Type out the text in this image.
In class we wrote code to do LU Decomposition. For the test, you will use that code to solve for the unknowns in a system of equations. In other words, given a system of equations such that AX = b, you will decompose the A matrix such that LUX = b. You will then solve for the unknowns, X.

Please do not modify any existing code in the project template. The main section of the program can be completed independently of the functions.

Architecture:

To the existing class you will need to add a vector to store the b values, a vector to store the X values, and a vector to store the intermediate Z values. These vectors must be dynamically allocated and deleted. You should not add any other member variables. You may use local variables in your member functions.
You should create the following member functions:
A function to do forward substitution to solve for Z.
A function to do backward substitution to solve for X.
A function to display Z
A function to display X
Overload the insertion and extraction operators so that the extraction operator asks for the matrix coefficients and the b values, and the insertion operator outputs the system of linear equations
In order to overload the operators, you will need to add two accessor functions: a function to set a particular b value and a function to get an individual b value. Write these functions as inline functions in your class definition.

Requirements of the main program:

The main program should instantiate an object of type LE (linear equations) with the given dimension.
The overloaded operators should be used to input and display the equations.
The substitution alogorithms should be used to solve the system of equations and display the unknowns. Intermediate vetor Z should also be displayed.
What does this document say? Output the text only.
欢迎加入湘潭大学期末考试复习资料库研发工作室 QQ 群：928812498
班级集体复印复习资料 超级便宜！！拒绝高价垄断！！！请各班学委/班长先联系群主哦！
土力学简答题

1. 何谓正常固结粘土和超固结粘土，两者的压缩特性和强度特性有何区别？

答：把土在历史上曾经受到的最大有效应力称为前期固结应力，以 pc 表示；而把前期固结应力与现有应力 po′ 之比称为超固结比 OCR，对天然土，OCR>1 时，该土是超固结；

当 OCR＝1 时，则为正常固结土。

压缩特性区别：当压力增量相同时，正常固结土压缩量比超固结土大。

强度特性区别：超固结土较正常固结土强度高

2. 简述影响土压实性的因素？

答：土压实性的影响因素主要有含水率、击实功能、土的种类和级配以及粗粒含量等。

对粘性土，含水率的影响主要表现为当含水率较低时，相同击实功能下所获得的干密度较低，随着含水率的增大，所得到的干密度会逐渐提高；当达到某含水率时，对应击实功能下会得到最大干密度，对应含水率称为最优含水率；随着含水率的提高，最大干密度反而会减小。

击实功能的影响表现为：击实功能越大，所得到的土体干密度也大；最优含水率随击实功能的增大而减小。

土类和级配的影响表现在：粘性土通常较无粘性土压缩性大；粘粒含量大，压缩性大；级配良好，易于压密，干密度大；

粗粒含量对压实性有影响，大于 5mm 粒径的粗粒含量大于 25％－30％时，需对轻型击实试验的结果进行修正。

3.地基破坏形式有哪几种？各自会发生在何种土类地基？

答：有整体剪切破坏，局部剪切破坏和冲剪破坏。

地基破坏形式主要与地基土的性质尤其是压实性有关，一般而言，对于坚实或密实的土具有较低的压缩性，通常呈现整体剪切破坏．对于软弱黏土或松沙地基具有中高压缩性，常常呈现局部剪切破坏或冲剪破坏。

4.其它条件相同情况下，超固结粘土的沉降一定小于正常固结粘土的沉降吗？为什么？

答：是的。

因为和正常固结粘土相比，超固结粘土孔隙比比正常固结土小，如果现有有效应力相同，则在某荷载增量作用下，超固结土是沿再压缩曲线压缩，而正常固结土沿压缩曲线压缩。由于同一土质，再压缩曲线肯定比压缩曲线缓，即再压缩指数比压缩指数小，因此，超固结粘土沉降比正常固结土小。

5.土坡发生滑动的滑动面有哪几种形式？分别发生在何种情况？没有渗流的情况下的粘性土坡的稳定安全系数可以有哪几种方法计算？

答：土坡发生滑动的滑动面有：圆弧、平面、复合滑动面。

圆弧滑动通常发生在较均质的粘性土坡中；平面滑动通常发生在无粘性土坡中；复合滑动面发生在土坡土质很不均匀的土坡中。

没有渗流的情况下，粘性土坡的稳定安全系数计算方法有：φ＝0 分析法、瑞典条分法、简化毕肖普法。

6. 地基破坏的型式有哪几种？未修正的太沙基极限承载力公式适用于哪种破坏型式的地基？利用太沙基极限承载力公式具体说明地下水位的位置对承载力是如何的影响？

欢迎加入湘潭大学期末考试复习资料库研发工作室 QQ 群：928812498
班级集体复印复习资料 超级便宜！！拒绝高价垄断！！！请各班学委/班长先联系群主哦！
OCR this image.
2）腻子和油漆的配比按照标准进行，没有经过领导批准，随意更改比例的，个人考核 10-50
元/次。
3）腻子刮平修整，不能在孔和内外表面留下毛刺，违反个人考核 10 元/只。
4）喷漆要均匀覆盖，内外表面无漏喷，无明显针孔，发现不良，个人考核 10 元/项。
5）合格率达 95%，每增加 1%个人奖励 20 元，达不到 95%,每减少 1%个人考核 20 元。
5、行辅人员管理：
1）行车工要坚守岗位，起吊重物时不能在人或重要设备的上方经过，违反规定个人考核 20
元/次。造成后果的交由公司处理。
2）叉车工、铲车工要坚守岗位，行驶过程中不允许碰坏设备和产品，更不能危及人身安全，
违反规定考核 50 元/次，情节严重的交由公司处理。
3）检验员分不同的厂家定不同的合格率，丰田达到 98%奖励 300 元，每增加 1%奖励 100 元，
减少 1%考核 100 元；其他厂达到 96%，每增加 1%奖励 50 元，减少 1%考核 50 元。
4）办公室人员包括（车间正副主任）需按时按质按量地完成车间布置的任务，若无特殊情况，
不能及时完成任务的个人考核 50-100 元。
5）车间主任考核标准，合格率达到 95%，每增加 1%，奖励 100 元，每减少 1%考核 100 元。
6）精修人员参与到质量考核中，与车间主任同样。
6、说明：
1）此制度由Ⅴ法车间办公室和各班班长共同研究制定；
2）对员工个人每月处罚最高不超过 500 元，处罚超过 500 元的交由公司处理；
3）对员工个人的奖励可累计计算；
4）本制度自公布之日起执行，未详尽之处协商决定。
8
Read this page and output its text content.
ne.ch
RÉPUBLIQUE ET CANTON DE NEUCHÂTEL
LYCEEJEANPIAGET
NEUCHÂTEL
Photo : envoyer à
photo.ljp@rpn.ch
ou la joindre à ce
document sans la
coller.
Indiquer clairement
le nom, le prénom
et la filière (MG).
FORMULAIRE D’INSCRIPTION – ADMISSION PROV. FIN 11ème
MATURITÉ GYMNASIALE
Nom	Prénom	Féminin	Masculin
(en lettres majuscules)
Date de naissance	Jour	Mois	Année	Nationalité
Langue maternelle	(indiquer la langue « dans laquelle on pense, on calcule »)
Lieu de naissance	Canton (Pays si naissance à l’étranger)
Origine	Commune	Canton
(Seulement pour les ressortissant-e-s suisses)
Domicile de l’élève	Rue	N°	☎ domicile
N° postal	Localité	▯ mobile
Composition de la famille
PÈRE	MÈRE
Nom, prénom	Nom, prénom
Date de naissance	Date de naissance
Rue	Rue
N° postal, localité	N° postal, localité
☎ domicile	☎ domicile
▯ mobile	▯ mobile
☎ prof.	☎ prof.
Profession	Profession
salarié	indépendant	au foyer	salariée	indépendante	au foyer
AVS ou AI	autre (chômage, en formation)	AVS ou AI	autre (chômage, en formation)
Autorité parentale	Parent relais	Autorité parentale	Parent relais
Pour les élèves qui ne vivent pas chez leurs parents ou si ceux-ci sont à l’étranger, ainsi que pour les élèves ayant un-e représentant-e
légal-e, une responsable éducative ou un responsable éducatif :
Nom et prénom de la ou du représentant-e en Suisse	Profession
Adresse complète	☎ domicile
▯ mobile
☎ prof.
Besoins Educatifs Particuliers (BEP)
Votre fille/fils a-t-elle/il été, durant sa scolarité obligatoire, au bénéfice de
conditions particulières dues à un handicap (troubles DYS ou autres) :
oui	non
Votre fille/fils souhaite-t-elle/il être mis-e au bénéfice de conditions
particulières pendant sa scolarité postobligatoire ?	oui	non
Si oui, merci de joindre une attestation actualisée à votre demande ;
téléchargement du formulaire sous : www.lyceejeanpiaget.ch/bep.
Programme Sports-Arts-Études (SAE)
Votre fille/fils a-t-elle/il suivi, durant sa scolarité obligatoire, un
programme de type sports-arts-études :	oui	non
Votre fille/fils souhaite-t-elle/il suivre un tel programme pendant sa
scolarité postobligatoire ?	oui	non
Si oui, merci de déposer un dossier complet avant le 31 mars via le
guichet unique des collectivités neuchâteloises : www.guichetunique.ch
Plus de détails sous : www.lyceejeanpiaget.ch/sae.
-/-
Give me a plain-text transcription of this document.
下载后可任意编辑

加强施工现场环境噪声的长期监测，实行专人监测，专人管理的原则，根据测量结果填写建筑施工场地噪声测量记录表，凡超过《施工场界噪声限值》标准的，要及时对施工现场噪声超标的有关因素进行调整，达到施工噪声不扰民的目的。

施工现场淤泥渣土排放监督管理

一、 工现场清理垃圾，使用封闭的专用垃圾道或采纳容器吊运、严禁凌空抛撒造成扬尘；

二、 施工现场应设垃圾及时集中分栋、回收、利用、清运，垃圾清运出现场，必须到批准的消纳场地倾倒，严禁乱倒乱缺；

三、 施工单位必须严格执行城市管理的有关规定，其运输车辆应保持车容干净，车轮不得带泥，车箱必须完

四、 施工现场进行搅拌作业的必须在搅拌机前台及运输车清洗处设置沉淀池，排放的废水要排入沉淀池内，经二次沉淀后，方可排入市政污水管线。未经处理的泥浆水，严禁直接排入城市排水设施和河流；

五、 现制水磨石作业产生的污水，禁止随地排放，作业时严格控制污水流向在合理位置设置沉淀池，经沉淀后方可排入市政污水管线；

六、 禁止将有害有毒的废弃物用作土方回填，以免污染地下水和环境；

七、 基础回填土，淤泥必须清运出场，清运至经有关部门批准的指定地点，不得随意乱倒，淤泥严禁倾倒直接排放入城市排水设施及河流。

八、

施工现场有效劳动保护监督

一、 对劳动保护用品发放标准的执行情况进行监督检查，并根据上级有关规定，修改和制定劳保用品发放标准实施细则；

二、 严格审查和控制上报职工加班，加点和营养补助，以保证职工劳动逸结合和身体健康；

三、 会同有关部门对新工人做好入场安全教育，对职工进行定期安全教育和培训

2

• **DO THIS**: Repeat exactly, and only, the lines from the line with "Give me a plain-text" through the end of the listing above, both ends included.

• **EXERCISE OUTPUT**:
Give me a plain-text transcription of this document.
下载后可任意编辑

加强施工现场环境噪声的长期监测，实行专人监测，专人管理的原则，根据测量结果填写建筑施工场地噪声测量记录表，凡超过《施工场界噪声限值》标准的，要及时对施工现场噪声超标的有关因素进行调整，达到施工噪声不扰民的目的。

施工现场淤泥渣土排放监督管理

一、 工现场清理垃圾，使用封闭的专用垃圾道或采纳容器吊运、严禁凌空抛撒造成扬尘；

二、 施工现场应设垃圾及时集中分栋、回收、利用、清运，垃圾清运出现场，必须到批准的消纳场地倾倒，严禁乱倒乱缺；

三、 施工单位必须严格执行城市管理的有关规定，其运输车辆应保持车容干净，车轮不得带泥，车箱必须完

四、 施工现场进行搅拌作业的必须在搅拌机前台及运输车清洗处设置沉淀池，排放的废水要排入沉淀池内，经二次沉淀后，方可排入市政污水管线。未经处理的泥浆水，严禁直接排入城市排水设施和河流；

五、 现制水磨石作业产生的污水，禁止随地排放，作业时严格控制污水流向在合理位置设置沉淀池，经沉淀后方可排入市政污水管线；

六、 禁止将有害有毒的废弃物用作土方回填，以免污染地下水和环境；

七、 基础回填土，淤泥必须清运出场，清运至经有关部门批准的指定地点，不得随意乱倒，淤泥严禁倾倒直接排放入城市排水设施及河流。

八、

施工现场有效劳动保护监督

一、 对劳动保护用品发放标准的执行情况进行监督检查，并根据上级有关规定，修改和制定劳保用品发放标准实施细则；

二、 严格审查和控制上报职工加班，加点和营养补助，以保证职工劳动逸结合和身体健康；

三、 会同有关部门对新工人做好入场安全教育，对职工进行定期安全教育和培训

2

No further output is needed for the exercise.